▸ SHORT EXERCISE
Go through the records and copy each line where the word "watermark" occurs.

▸ THE DATA

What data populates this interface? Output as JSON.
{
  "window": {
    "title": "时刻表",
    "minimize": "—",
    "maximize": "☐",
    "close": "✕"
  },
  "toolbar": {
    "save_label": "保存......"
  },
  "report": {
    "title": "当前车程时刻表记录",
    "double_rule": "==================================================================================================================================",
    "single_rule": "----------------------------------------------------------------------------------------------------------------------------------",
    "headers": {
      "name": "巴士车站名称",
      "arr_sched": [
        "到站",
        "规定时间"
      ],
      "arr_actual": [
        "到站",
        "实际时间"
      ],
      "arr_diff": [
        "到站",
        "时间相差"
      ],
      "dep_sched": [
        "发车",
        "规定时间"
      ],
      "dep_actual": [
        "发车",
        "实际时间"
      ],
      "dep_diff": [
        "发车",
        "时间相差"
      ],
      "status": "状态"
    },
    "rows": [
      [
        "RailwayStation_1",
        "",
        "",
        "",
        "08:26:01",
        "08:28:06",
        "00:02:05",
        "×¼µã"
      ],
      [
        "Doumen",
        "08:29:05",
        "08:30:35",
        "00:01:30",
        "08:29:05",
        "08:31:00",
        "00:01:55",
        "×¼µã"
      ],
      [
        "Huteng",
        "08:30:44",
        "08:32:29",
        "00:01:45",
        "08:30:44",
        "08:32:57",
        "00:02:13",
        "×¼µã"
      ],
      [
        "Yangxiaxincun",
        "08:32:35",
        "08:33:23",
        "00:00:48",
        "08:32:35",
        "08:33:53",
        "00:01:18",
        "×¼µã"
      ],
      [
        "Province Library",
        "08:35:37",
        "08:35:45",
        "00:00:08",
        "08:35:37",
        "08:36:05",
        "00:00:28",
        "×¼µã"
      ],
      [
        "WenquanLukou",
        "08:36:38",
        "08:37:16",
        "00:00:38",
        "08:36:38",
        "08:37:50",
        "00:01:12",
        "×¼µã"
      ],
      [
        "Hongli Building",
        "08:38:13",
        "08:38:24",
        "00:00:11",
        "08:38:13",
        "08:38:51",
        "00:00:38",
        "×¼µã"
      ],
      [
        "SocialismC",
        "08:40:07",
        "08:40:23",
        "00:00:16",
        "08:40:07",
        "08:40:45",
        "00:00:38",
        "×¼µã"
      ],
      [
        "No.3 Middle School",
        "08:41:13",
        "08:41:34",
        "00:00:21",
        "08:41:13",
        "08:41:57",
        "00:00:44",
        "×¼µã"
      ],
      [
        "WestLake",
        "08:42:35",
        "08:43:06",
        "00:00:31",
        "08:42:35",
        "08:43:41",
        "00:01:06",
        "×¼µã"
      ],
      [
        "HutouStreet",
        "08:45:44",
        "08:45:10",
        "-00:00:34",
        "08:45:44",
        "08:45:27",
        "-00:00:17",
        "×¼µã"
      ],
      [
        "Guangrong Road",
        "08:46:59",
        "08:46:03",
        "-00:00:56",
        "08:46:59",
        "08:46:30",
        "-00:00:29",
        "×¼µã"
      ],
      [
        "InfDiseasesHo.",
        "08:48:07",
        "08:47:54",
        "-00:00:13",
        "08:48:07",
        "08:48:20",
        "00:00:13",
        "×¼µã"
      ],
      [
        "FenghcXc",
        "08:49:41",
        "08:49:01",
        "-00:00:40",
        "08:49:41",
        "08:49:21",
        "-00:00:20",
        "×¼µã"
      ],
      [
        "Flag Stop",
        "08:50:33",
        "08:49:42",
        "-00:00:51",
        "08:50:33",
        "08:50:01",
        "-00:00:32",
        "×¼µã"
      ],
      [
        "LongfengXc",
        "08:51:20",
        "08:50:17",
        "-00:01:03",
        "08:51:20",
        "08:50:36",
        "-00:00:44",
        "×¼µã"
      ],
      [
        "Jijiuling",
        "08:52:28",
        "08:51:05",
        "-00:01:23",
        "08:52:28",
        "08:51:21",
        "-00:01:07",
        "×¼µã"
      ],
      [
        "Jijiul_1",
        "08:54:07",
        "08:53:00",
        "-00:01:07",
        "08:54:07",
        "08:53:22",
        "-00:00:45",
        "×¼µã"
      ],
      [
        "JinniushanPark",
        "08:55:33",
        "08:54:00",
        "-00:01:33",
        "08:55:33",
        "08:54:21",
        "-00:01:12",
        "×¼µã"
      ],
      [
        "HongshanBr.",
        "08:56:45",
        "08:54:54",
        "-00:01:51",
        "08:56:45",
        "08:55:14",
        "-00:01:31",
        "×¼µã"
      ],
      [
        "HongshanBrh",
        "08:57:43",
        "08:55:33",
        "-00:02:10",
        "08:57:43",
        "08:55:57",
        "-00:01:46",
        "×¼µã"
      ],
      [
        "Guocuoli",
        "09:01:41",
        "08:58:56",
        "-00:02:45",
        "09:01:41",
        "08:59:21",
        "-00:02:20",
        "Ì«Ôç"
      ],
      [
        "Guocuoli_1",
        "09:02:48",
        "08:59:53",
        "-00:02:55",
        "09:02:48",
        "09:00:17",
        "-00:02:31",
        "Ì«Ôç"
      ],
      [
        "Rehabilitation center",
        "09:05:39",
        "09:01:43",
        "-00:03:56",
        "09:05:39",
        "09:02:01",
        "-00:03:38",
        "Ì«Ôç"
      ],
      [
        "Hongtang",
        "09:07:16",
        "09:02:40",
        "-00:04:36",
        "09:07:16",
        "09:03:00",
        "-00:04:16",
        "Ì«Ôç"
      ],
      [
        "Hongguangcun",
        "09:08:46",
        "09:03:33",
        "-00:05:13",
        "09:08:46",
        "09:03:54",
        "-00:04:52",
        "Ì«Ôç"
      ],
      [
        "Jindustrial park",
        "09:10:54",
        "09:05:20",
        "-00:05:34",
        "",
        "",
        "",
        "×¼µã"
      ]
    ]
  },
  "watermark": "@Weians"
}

==

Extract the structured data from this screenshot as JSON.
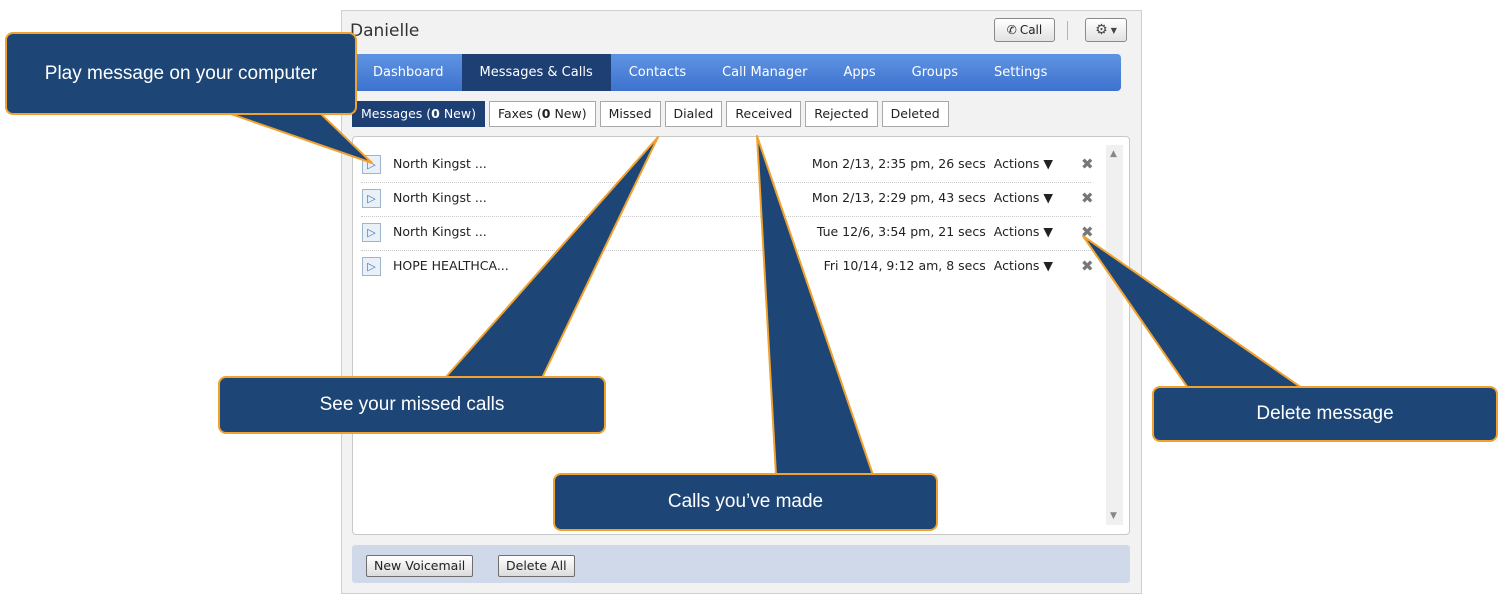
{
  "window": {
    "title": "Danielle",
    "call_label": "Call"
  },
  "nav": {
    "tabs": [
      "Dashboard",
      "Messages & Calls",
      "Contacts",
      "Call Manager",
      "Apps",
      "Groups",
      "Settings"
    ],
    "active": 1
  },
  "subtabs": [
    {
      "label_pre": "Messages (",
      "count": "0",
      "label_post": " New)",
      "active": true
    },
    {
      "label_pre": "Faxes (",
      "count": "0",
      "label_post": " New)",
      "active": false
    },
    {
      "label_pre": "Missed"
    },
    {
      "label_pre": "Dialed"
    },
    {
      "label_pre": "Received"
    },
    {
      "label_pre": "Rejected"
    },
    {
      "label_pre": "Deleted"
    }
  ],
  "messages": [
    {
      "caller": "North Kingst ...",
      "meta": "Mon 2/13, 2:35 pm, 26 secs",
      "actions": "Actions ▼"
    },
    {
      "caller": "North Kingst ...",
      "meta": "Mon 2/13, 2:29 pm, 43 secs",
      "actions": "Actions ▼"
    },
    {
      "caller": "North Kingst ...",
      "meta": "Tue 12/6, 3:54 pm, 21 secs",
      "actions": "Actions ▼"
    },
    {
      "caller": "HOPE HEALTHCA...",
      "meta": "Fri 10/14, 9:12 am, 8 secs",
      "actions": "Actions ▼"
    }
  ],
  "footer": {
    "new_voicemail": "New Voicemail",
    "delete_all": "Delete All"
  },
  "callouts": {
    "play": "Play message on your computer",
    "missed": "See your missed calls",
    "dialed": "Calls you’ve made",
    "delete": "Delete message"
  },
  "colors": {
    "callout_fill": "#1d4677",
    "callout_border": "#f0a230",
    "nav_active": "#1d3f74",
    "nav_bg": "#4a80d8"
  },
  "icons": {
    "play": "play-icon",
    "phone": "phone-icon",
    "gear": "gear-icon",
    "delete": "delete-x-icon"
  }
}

==

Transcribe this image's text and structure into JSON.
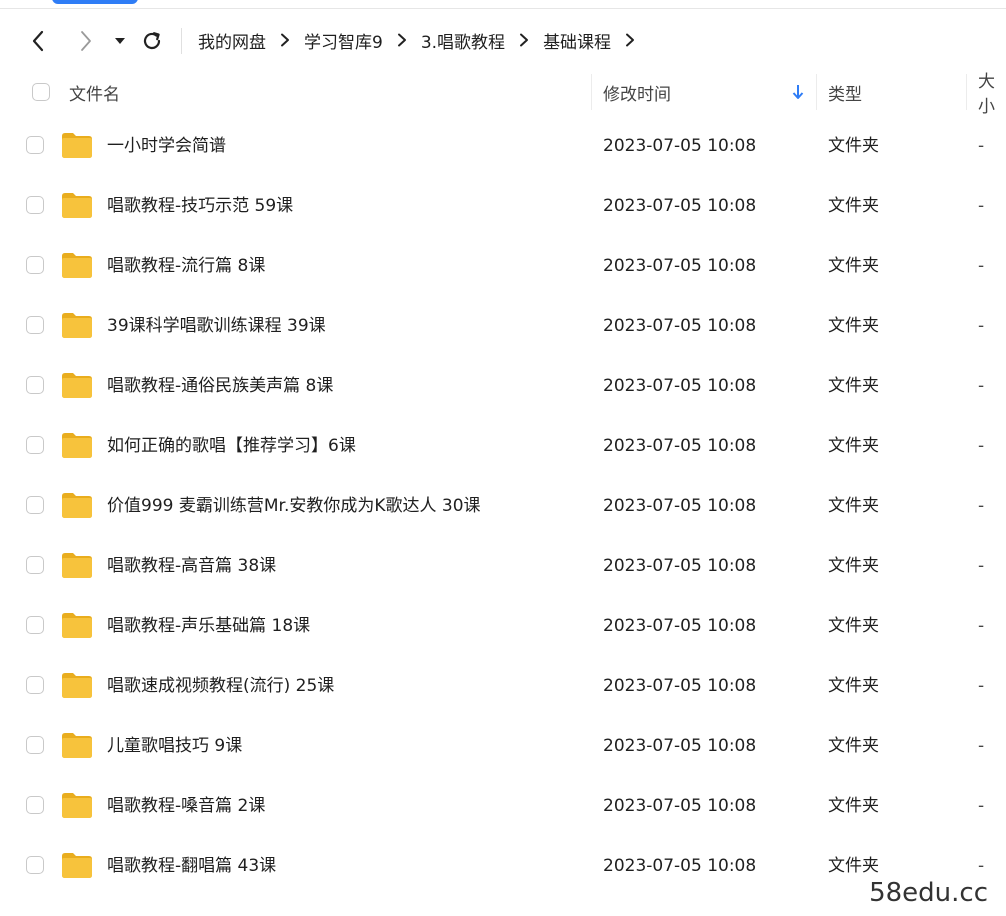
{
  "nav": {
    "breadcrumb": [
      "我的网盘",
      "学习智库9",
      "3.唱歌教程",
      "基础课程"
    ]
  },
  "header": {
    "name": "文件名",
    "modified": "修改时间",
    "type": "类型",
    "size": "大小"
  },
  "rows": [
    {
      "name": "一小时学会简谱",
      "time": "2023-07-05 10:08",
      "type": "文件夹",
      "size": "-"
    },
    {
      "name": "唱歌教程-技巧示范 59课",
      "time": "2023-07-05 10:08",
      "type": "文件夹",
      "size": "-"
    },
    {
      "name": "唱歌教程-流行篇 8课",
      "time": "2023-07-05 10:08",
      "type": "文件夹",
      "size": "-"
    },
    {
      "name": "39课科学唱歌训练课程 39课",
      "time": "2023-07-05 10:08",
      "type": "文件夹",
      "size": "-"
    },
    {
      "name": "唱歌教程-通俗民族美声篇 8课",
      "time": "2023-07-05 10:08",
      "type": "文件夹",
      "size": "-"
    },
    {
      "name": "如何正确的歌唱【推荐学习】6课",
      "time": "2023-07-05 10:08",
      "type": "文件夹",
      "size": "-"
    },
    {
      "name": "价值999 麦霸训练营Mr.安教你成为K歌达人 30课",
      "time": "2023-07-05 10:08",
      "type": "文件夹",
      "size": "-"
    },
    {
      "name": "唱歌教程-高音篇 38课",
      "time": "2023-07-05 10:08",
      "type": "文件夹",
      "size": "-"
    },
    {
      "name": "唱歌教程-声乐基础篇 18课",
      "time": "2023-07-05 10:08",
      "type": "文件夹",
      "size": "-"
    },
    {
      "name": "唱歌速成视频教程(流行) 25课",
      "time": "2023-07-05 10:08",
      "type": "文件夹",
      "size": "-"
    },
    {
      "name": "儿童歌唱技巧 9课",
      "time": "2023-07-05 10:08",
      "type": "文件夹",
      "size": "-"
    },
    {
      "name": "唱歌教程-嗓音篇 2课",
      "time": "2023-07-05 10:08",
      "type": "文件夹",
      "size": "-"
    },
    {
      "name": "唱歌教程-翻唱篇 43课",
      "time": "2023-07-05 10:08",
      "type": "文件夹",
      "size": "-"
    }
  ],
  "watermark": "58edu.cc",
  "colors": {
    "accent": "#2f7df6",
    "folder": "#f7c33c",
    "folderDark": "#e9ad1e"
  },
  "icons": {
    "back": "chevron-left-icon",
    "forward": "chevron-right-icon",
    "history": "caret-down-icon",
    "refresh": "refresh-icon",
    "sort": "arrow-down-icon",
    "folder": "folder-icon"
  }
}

▸ THE RESPONSE
  "watermark": "@Weians"
  "watermark": "58edu.cc",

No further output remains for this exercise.